Ethiopia: Overland on the Historical Route
By Marie Javins
“Denial ain’t just a river in Egypt. It’s in Ethiopia too.”
This occurred to me while I stared at Ethiopia’s Tis Abay– the Blue Nile Falls — near Lake Tana’s colorful monasteries and the Ethiopian source of the Nile. Most people think of pharaohs, pyramids, and feluccas when they think of the Nile, but the world’s largest river starts in Uganda and Ethiopia then goes on to visit Sudan before reaching Egypt.
Tis Abay is the first site along Ethiopia’s Historical Route, a loop that begins in Addis Ababa and goes through Bahir Dar, Gonder, Axum and Lalibela before returning to the capital. It’s the only natural site along the route.
Ethiopia, inaccurately renowned as a famine-stricken desert country, has massive green mountains, unique birds and animals, and stunning landscapes.
But the monasteries of Bahir Dar’s Lake Tana, the archeological sites at Axum, the stone-hewn churches of Lalibela, and the 17th-century castles of Gonder overshadow not just nature but also other stone churches, the hyena-feeding men of medieval Harar, the thriving Tigrayan capital of Mekele, the tribes of the Omo Valley, and the unlauded jewel in the crown — the rich, undiluted Ethiopian culture.
Ethiopia, most famous for being the recipient of the 1985 We Are the World fundraising campaign, has suffered from its infamy. With so many astonishing historical and natural sites, Ethiopia has tourism potential worthy of Egypt or Rome. But instead of being known for 2,000-year-old obelisks, 12-century churches quarried from volcanic rock,
Abysinnian lions, and a 3.5 million-year-old human skeleton, Ethiopia is known for droughts and starving children. Tourists, instead of asking if there are campgrounds in the World Heritage Simien Mountains, discreetly inquire if Ethiopian Airlines serves food.

# Coordinate annotation records
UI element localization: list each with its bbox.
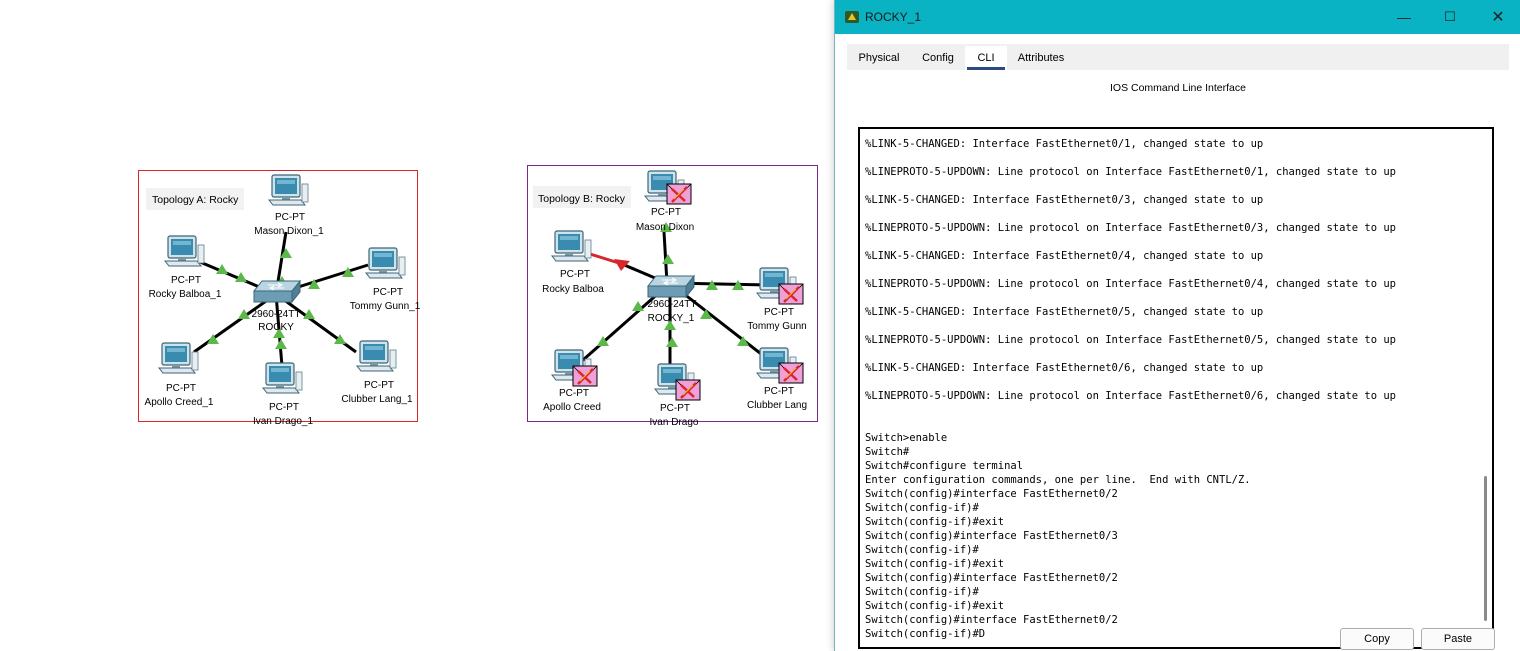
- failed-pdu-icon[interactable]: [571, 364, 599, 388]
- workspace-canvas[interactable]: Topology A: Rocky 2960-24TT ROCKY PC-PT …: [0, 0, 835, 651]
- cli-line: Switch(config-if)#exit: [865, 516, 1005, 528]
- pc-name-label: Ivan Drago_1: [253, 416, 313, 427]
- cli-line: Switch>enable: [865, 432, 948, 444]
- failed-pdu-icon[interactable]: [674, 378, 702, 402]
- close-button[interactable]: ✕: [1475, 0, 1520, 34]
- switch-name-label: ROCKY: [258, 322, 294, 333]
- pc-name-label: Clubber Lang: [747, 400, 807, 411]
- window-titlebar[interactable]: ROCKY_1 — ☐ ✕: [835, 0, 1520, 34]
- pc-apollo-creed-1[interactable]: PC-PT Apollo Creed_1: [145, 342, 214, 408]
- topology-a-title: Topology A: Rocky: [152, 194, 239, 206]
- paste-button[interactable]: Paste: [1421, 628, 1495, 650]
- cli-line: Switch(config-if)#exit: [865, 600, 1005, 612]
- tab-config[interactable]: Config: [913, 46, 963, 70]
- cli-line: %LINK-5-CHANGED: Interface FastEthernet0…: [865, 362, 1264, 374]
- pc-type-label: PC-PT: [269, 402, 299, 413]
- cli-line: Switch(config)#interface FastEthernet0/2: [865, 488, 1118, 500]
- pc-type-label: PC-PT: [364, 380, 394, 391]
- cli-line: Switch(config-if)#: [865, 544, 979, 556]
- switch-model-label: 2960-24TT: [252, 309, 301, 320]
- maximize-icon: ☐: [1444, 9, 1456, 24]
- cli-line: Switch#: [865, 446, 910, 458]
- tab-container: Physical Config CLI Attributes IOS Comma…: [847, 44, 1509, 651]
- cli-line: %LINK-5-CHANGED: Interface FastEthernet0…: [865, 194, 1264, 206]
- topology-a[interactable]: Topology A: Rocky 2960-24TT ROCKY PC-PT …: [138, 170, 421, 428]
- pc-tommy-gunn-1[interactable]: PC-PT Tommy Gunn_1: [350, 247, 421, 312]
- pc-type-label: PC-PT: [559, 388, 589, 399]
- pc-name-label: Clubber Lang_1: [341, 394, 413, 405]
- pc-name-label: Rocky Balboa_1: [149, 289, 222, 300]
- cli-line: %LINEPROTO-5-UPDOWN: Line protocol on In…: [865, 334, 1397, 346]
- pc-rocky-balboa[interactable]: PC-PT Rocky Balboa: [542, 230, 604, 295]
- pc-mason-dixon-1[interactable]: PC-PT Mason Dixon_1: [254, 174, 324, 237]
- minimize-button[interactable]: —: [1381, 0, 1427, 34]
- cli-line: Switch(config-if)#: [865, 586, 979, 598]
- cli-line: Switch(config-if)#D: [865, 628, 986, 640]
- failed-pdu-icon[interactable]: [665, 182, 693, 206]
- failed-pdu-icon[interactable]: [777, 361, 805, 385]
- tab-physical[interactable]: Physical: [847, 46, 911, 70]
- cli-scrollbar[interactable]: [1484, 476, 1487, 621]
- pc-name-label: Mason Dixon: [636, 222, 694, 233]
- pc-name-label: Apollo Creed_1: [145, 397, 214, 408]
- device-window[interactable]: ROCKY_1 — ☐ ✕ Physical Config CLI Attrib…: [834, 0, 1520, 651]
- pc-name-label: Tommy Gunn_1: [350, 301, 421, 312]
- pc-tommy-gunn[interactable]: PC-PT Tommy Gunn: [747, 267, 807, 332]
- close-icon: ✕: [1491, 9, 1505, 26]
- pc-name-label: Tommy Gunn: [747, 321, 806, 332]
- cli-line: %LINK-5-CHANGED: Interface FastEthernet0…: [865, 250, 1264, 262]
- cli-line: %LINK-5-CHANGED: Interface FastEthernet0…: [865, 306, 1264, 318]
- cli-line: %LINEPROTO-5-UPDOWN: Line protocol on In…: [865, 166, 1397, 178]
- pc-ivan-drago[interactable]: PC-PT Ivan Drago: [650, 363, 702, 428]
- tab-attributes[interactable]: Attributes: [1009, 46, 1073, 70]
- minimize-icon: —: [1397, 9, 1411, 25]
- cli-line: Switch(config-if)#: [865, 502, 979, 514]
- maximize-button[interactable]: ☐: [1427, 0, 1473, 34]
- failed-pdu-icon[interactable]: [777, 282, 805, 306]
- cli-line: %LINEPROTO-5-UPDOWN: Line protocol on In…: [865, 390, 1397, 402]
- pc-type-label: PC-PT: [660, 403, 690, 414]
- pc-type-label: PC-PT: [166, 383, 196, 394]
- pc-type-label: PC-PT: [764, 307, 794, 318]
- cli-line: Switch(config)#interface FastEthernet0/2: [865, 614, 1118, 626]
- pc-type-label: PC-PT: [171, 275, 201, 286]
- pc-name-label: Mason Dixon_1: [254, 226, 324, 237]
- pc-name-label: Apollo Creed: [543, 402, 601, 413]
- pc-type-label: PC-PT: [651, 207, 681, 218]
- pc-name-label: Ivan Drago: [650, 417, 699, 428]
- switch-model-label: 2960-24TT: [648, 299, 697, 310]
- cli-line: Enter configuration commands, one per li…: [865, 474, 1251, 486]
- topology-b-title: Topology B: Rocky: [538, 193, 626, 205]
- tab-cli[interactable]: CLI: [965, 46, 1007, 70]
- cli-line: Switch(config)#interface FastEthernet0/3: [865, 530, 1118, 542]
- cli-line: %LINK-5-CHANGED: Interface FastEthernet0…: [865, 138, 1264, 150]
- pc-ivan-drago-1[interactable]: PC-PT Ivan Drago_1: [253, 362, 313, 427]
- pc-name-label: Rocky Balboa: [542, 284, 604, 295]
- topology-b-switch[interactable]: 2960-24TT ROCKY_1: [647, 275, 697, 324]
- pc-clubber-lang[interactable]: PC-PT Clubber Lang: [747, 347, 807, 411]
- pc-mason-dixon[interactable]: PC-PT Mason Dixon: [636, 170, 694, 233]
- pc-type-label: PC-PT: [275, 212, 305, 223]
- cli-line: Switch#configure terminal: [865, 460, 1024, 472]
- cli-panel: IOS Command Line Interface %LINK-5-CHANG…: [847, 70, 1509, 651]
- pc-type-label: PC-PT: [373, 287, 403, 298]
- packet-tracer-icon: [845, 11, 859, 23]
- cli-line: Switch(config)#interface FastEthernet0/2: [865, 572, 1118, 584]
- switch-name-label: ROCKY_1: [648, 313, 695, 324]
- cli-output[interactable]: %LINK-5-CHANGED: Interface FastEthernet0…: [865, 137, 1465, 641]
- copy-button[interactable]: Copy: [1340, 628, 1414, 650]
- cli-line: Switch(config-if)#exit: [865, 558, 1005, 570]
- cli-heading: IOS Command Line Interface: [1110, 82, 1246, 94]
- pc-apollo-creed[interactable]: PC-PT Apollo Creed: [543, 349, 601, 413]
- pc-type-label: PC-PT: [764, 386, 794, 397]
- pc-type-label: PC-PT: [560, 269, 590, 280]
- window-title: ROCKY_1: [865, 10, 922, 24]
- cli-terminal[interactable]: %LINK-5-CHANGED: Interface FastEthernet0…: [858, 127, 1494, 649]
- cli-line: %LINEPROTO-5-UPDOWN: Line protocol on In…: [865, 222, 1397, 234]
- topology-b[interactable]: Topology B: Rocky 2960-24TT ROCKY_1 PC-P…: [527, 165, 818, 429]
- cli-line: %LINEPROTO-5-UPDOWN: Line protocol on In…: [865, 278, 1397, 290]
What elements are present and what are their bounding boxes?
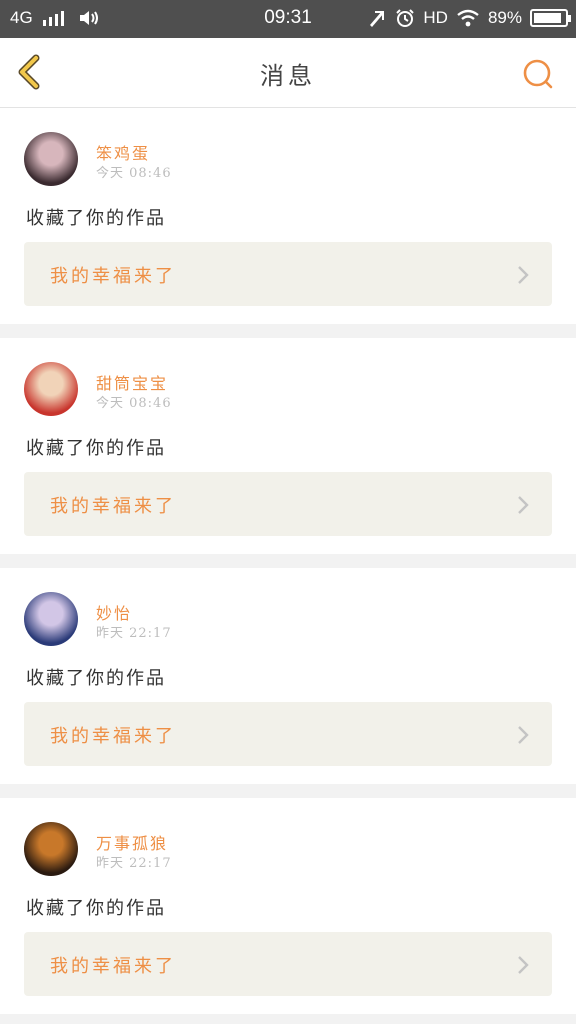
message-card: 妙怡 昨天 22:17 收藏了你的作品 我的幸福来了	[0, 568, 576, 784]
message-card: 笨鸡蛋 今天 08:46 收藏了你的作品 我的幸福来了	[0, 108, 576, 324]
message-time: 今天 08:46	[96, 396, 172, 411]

# Required tasks
[a] In the Ethiopia travel article, copy out everything from "Ethiopia: Overland on" down to "and stunning landscapes.".
[b] Pick up the Ethiopia travel article after its last sentence and keep it going.

# Task-by-task results
[a]
Ethiopia: Overland on the Historical Route
By Marie Javins
“Denial ain’t just a river in Egypt. It’s in Ethiopia too.”
This occurred to me while I stared at Ethiopia’s Tis Abay– the Blue Nile Falls — near Lake Tana’s colorful monasteries and the Ethiopian source of the Nile. Most people think of pharaohs, pyramids, and feluccas when they think of the Nile, but the world’s largest river starts in Uganda and Ethiopia then goes on to visit Sudan before reaching Egypt.
Tis Abay is the first site along Ethiopia’s Historical Route, a loop that begins in Addis Ababa and goes through Bahir Dar, Gonder, Axum and Lalibela before returning to the capital. It’s the only natural site along the route.
Ethiopia, inaccurately renowned as a famine-stricken desert country, has massive green mountains, unique birds and animals, and stunning landscapes.

[b]
Tourism brings in sustainable income and can genuinely help Ethiopia in a way that foreign aid cannot. And fortunately, the secret of Ethiopia’s Historical Route is starting to leak out. It’s recently been featured in both Transitions Abroad and in the UK’s Wanderlust magazine. Late in 2000, Lonely Planet put out its first guide to the African Horn, and Bradt has just released a third edition of the Philip Briggs classic guide to Ethiopia. Writer Paul Theroux visited Ethiopia for his upcoming Dark Star Safari. A trickle of intrepid backpackers, en route from Cairo to Cape Town have led the charge, but more and more tour companies are introducing small-group trips to the main sites along Ethiopia’s Historical Route.
Welcome to Ethiopia
A Dragoman overland truck had brought me north from Kenya to Ethiopia. On our first night in Ethiopia, the trip leader gave our group of eight a rundown of what to expect.
“When you hear children scream YOUYOUYOU at you, it means nothing. They are just excited to see you, and it is the English equivalent of something not impolite in Amharic. Don’t be offended by it.
“The same goes for the word faranji. It means foreigner, and they use it to describe you. It is not meant as an insult.
“Also, cover your shoulders, no short shorts, and no public farting. It is a major rule here.
“Ethiopia is a tough country to travel in, but it is also a rewarding country. Some say it is the India of Africa. For those of you who have been to India, that may mean something.”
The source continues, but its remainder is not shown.